* begin Dataset excerpts *

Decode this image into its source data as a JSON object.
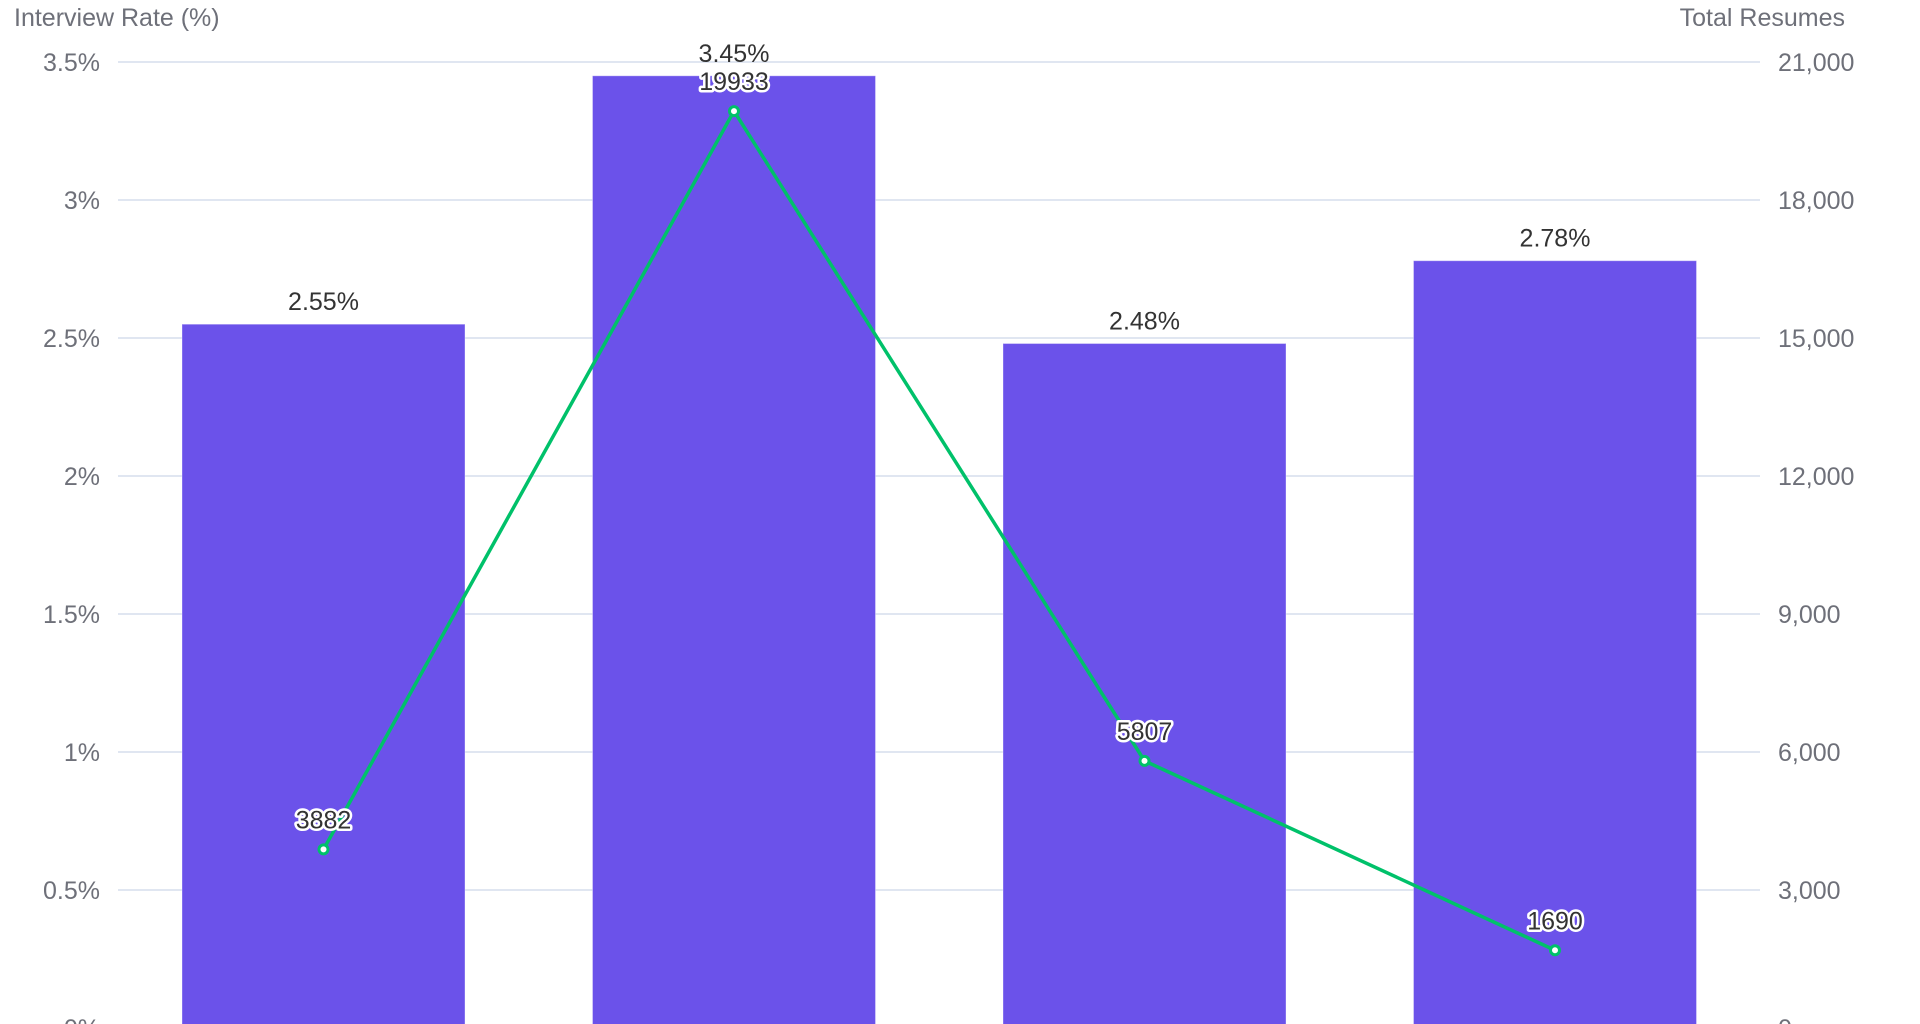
{
  "chart_data": {
    "type": "bar+line",
    "title": "",
    "categories": [
      "",
      "",
      "",
      ""
    ],
    "series": [
      {
        "name": "Interview Rate (%)",
        "type": "bar",
        "axis": "left",
        "values": [
          2.55,
          3.45,
          2.48,
          2.78
        ],
        "labels": [
          "2.55%",
          "3.45%",
          "2.48%",
          "2.78%"
        ],
        "color": "#6b52ea"
      },
      {
        "name": "Total Resumes",
        "type": "line",
        "axis": "right",
        "values": [
          3882,
          19933,
          5807,
          1690
        ],
        "labels": [
          "3882",
          "19933",
          "5807",
          "1690"
        ],
        "color": "#00c16a"
      }
    ],
    "left_axis": {
      "label": "Interview Rate (%)",
      "ylim": [
        0,
        3.5
      ],
      "ticks": [
        "0%",
        "0.5%",
        "1%",
        "1.5%",
        "2%",
        "2.5%",
        "3%",
        "3.5%"
      ]
    },
    "right_axis": {
      "label": "Total Resumes",
      "ylim": [
        0,
        21000
      ],
      "ticks": [
        "0",
        "3,000",
        "6,000",
        "9,000",
        "12,000",
        "15,000",
        "18,000",
        "21,000"
      ]
    },
    "grid": true,
    "legend": "none"
  },
  "colors": {
    "bar": "#6b52ea",
    "line": "#00c16a",
    "grid": "#e0e6f1",
    "axis_text": "#6e7079",
    "label_text": "#333333"
  }
}
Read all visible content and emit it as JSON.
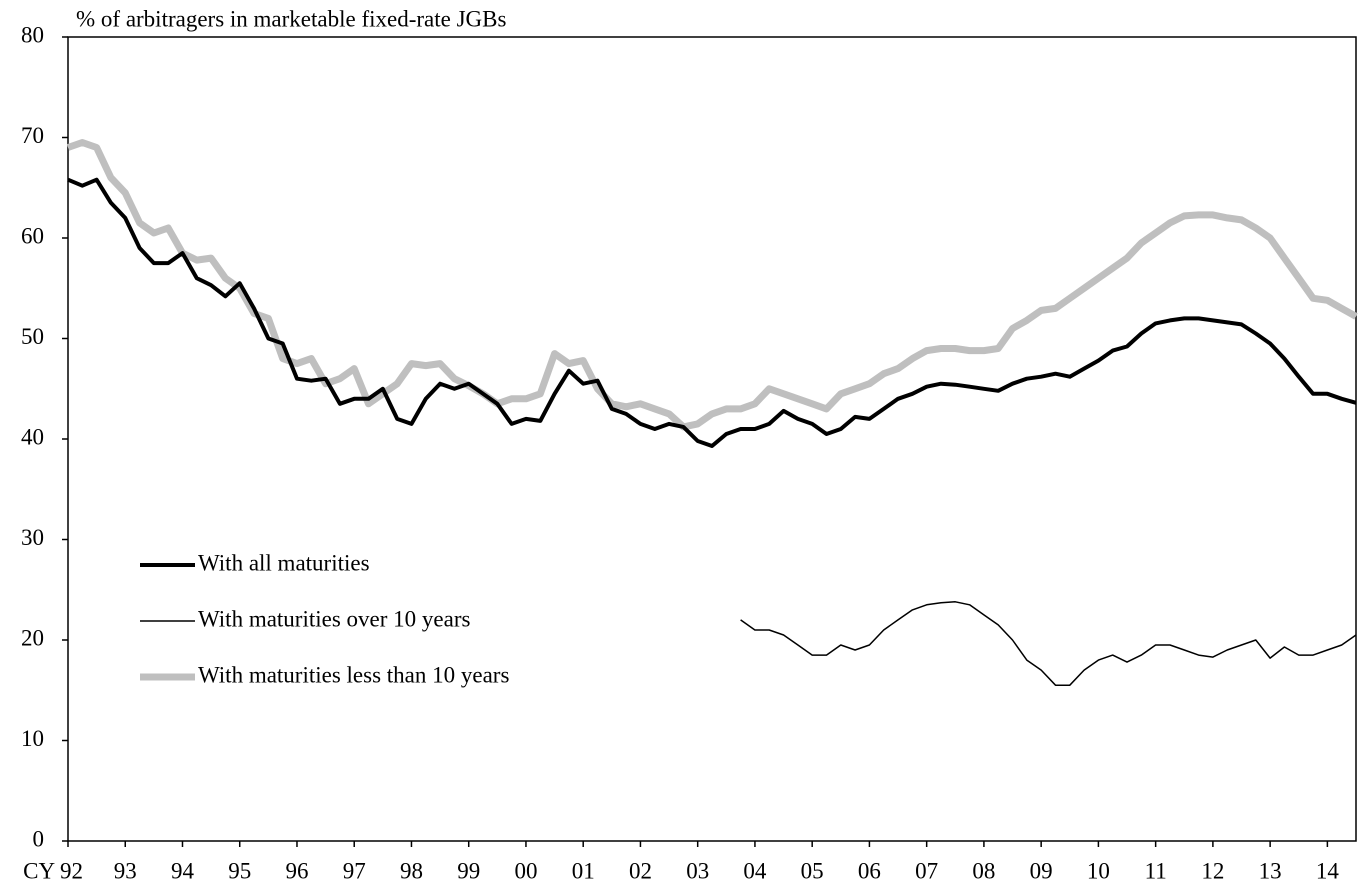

* end Dataset excerpts *

Requirement
All of the records above must be copied exactly, except for the pictures.

Reply
Decode this image into its source data as a JSON object.
{
  "chart_data": {
    "type": "bar+line",
    "title": "",
    "categories": [
      "",
      "",
      "",
      ""
    ],
    "series": [
      {
        "name": "Interview Rate (%)",
        "type": "bar",
        "axis": "left",
        "values": [
          2.55,
          3.45,
          2.48,
          2.78
        ],
        "labels": [
          "2.55%",
          "3.45%",
          "2.48%",
          "2.78%"
        ],
        "color": "#6b52ea"
      },
      {
        "name": "Total Resumes",
        "type": "line",
        "axis": "right",
        "values": [
          3882,
          19933,
          5807,
          1690
        ],
        "labels": [
          "3882",
          "19933",
          "5807",
          "1690"
        ],
        "color": "#00c16a"
      }
    ],
    "left_axis": {
      "label": "Interview Rate (%)",
      "ylim": [
        0,
        3.5
      ],
      "ticks": [
        "0%",
        "0.5%",
        "1%",
        "1.5%",
        "2%",
        "2.5%",
        "3%",
        "3.5%"
      ]
    },
    "right_axis": {
      "label": "Total Resumes",
      "ylim": [
        0,
        21000
      ],
      "ticks": [
        "0",
        "3,000",
        "6,000",
        "9,000",
        "12,000",
        "15,000",
        "18,000",
        "21,000"
      ]
    },
    "grid": true,
    "legend": "none"
  },
  "colors": {
    "bar": "#6b52ea",
    "line": "#00c16a",
    "grid": "#e0e6f1",
    "axis_text": "#6e7079",
    "label_text": "#333333"
  }
}
Read all visible content and emit it as JSON.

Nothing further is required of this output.